## SET TASK
Pick out the lines below that contain the string "UINT" and copy them all.

## TASK MATERIAL
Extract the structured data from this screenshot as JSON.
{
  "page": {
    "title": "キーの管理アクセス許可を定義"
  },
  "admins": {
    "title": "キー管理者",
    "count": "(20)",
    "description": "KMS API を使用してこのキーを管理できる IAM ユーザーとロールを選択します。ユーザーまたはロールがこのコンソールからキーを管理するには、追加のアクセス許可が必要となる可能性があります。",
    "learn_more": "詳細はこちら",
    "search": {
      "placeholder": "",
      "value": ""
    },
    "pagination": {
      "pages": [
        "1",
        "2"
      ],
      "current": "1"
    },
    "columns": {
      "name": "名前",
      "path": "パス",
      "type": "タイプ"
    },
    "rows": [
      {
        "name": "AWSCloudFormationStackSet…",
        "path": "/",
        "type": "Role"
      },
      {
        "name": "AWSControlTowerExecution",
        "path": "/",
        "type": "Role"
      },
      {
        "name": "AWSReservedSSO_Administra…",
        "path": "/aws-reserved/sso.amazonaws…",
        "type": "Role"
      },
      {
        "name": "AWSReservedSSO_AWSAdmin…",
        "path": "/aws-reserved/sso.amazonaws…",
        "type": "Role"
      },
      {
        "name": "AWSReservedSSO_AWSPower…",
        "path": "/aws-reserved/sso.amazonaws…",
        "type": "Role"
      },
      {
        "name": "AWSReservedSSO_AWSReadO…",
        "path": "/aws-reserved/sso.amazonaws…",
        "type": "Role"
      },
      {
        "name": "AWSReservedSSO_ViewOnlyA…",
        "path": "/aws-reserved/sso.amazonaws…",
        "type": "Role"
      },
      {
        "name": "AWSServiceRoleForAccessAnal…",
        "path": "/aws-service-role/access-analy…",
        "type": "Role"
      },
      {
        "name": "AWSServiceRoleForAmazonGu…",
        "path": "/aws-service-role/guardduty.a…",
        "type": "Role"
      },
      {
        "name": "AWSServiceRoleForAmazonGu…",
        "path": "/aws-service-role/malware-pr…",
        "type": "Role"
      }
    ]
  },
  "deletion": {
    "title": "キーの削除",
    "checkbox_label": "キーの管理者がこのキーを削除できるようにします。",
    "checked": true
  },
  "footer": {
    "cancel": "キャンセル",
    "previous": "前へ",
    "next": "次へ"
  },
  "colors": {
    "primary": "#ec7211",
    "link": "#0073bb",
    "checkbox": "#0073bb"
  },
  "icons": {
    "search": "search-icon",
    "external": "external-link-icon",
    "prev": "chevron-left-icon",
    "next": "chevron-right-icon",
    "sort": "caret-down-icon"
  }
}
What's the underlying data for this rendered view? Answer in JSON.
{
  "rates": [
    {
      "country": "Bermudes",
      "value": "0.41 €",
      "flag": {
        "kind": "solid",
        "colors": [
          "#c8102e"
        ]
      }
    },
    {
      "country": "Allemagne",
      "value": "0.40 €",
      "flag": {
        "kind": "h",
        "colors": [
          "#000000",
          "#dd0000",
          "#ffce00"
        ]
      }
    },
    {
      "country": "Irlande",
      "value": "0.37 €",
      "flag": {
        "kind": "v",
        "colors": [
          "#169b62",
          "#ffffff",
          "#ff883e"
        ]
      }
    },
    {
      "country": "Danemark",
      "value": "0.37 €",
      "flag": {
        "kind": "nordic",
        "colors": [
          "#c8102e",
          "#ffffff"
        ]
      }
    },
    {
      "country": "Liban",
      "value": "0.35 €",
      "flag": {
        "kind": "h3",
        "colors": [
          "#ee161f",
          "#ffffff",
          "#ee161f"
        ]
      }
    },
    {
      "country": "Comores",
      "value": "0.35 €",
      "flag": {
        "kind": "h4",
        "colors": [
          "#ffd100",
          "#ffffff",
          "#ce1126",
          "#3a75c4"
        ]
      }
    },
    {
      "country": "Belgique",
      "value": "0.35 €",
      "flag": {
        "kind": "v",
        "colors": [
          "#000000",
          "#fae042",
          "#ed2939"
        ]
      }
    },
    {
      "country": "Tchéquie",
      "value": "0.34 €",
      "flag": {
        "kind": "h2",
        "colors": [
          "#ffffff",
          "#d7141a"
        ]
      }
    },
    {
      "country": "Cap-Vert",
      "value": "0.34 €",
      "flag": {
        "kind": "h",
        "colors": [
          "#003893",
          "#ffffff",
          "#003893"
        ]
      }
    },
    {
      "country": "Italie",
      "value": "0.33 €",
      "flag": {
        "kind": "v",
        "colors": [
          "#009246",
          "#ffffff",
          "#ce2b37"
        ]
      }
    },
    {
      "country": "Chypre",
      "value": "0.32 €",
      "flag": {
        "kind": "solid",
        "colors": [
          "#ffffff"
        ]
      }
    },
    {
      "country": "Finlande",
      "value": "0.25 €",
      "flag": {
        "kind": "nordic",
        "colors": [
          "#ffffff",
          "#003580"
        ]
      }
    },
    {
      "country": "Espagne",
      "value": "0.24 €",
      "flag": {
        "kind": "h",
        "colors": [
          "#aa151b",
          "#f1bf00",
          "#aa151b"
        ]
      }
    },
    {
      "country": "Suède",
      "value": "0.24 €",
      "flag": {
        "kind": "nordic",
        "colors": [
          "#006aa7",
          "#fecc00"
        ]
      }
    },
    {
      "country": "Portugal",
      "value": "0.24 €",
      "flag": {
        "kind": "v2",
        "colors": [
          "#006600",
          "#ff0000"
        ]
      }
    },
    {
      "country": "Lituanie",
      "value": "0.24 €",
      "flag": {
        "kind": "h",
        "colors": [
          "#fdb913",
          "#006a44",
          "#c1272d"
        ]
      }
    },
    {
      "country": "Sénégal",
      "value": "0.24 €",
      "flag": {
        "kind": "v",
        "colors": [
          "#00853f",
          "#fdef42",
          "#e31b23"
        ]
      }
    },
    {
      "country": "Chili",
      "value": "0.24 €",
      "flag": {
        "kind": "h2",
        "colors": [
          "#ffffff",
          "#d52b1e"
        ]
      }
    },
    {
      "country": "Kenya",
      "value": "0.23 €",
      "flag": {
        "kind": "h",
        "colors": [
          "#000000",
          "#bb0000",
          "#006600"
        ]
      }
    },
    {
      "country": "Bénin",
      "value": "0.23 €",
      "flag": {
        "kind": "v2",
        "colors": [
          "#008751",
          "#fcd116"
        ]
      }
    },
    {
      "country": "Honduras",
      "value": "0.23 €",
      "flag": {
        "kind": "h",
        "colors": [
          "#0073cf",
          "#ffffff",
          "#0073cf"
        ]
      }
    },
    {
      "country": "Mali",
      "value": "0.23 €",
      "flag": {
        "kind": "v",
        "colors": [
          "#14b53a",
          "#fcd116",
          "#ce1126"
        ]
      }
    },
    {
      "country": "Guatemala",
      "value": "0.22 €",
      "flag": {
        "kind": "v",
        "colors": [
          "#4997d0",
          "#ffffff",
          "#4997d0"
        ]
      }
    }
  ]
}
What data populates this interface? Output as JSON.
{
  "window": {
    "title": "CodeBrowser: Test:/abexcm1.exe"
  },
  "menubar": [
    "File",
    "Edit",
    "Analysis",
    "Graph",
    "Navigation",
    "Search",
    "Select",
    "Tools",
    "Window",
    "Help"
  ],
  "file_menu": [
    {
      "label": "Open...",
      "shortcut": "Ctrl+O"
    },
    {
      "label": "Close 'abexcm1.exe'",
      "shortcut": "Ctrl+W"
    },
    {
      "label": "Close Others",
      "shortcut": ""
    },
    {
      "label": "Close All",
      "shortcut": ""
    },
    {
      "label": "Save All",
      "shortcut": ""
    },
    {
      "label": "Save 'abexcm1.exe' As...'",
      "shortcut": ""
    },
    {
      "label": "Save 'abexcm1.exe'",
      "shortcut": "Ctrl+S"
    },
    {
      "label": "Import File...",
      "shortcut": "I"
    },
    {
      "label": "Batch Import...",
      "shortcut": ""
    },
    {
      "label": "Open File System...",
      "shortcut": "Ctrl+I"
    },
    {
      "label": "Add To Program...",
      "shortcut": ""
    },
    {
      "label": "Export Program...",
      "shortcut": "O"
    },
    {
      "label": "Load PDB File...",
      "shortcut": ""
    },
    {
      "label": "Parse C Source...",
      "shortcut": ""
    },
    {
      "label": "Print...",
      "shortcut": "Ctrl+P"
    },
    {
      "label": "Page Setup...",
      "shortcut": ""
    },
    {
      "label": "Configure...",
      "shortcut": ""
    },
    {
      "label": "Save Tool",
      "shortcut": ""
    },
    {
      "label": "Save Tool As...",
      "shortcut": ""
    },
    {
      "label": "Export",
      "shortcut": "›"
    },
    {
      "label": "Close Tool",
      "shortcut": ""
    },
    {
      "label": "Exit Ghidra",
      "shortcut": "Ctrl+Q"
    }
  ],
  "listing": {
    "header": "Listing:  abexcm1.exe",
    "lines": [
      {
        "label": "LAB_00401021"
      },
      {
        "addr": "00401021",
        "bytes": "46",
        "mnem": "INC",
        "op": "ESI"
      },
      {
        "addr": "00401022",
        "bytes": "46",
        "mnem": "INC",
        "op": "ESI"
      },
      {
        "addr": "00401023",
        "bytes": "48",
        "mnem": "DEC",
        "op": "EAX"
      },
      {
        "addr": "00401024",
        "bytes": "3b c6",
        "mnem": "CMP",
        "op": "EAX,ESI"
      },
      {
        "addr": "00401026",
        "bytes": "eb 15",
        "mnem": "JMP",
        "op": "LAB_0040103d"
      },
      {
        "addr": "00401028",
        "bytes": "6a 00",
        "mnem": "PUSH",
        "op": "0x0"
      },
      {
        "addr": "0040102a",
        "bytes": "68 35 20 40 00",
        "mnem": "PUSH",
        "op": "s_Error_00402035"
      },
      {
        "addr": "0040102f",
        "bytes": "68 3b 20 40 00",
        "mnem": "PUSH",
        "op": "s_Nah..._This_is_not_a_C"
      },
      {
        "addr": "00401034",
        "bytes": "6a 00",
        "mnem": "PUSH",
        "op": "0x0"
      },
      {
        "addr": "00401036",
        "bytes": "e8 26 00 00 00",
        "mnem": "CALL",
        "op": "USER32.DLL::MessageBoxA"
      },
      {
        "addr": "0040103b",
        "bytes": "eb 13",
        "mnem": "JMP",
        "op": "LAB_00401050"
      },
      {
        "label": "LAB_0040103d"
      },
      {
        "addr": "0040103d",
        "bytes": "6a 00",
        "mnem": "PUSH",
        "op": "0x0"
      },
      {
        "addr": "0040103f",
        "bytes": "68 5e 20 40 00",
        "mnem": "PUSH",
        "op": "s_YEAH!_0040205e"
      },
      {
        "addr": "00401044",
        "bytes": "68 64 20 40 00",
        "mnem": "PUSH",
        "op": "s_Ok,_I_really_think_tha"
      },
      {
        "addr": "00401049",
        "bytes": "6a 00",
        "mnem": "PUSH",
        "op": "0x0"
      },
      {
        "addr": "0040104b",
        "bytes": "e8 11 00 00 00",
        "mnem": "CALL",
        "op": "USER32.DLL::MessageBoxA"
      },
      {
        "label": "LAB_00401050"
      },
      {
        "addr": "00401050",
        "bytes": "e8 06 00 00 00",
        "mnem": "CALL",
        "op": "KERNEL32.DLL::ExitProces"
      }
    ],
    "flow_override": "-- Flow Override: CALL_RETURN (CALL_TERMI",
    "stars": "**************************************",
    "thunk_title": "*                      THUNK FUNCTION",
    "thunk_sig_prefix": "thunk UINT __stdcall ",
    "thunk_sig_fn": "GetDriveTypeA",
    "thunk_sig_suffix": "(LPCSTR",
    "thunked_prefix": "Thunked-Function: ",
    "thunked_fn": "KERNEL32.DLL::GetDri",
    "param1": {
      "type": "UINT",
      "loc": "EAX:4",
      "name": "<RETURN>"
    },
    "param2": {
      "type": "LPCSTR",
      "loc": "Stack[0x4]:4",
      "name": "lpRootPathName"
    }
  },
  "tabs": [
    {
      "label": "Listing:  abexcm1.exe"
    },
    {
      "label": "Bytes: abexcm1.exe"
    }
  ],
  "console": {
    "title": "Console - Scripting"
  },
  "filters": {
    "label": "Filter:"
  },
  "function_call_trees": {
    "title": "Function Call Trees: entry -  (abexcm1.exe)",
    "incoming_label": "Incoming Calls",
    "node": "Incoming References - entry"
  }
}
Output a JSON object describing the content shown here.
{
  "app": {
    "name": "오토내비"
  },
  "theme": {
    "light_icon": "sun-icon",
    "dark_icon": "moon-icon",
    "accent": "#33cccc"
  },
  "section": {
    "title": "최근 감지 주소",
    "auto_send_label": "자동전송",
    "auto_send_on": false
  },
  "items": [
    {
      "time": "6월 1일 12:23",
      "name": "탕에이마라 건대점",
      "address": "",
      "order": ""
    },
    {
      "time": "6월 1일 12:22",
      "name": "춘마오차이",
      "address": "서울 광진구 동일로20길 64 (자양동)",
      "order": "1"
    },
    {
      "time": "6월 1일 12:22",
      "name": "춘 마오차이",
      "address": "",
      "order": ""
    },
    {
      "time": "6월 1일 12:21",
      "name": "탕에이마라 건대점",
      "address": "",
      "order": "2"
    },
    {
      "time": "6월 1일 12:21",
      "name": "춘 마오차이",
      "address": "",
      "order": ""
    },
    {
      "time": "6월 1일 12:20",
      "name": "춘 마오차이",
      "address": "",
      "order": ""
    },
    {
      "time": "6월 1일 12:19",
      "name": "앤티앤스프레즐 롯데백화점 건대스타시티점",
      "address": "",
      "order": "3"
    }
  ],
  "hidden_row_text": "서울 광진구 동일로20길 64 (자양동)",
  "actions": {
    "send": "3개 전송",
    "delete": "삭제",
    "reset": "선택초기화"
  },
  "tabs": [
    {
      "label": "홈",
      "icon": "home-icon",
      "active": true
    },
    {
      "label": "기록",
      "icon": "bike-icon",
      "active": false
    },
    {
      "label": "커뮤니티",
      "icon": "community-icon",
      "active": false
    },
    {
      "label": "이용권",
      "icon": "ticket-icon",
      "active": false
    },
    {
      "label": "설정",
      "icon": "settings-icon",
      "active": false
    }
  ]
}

## SOLVED EXERCISE
    "thunk_sig_prefix": "thunk UINT __stdcall ",
      "type": "UINT",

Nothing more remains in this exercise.